╭─ RECORDS SHOWN

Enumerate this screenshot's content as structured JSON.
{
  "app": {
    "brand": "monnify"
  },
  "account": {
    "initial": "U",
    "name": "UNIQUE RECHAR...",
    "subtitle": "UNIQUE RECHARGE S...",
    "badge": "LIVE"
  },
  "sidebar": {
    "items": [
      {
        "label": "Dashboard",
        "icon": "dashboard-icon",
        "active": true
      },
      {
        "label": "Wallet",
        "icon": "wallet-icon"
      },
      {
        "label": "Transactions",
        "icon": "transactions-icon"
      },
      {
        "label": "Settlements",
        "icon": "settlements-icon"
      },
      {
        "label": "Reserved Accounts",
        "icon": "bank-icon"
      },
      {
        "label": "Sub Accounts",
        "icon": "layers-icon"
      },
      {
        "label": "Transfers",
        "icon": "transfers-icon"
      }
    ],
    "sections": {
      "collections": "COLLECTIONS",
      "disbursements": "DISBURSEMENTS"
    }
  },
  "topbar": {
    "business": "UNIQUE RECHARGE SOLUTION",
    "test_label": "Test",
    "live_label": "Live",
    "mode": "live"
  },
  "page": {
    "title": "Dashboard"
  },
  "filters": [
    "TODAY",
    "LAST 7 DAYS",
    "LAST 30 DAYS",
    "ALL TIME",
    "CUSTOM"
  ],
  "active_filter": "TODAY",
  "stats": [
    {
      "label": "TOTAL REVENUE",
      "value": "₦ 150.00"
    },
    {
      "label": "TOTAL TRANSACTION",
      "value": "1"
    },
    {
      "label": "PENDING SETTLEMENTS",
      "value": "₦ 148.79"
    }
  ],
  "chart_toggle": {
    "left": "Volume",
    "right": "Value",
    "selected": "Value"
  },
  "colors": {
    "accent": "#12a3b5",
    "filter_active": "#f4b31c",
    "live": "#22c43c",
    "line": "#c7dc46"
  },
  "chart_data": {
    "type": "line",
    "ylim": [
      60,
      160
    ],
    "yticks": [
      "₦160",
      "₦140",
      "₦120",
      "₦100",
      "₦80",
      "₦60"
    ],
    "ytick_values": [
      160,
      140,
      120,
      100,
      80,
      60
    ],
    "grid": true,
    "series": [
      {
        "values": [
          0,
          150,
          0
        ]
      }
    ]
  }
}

╰─

Retype every entry word for word.

### [OUTPUT FOR THIS TASK]
Enumerate this screenshot's content as structured JSON.
{
  "app": {
    "brand": "monnify"
  },
  "account": {
    "initial": "U",
    "name": "UNIQUE RECHAR...",
    "subtitle": "UNIQUE RECHARGE S...",
    "badge": "LIVE"
  },
  "sidebar": {
    "items": [
      {
        "label": "Dashboard",
        "icon": "dashboard-icon",
        "active": true
      },
      {
        "label": "Wallet",
        "icon": "wallet-icon"
      },
      {
        "label": "Transactions",
        "icon": "transactions-icon"
      },
      {
        "label": "Settlements",
        "icon": "settlements-icon"
      },
      {
        "label": "Reserved Accounts",
        "icon": "bank-icon"
      },
      {
        "label": "Sub Accounts",
        "icon": "layers-icon"
      },
      {
        "label": "Transfers",
        "icon": "transfers-icon"
      }
    ],
    "sections": {
      "collections": "COLLECTIONS",
      "disbursements": "DISBURSEMENTS"
    }
  },
  "topbar": {
    "business": "UNIQUE RECHARGE SOLUTION",
    "test_label": "Test",
    "live_label": "Live",
    "mode": "live"
  },
  "page": {
    "title": "Dashboard"
  },
  "filters": [
    "TODAY",
    "LAST 7 DAYS",
    "LAST 30 DAYS",
    "ALL TIME",
    "CUSTOM"
  ],
  "active_filter": "TODAY",
  "stats": [
    {
      "label": "TOTAL REVENUE",
      "value": "₦ 150.00"
    },
    {
      "label": "TOTAL TRANSACTION",
      "value": "1"
    },
    {
      "label": "PENDING SETTLEMENTS",
      "value": "₦ 148.79"
    }
  ],
  "chart_toggle": {
    "left": "Volume",
    "right": "Value",
    "selected": "Value"
  },
  "colors": {
    "accent": "#12a3b5",
    "filter_active": "#f4b31c",
    "live": "#22c43c",
    "line": "#c7dc46"
  },
  "chart_data": {
    "type": "line",
    "ylim": [
      60,
      160
    ],
    "yticks": [
      "₦160",
      "₦140",
      "₦120",
      "₦100",
      "₦80",
      "₦60"
    ],
    "ytick_values": [
      160,
      140,
      120,
      100,
      80,
      60
    ],
    "grid": true,
    "series": [
      {
        "values": [
          0,
          150,
          0
        ]
      }
    ]
  }
}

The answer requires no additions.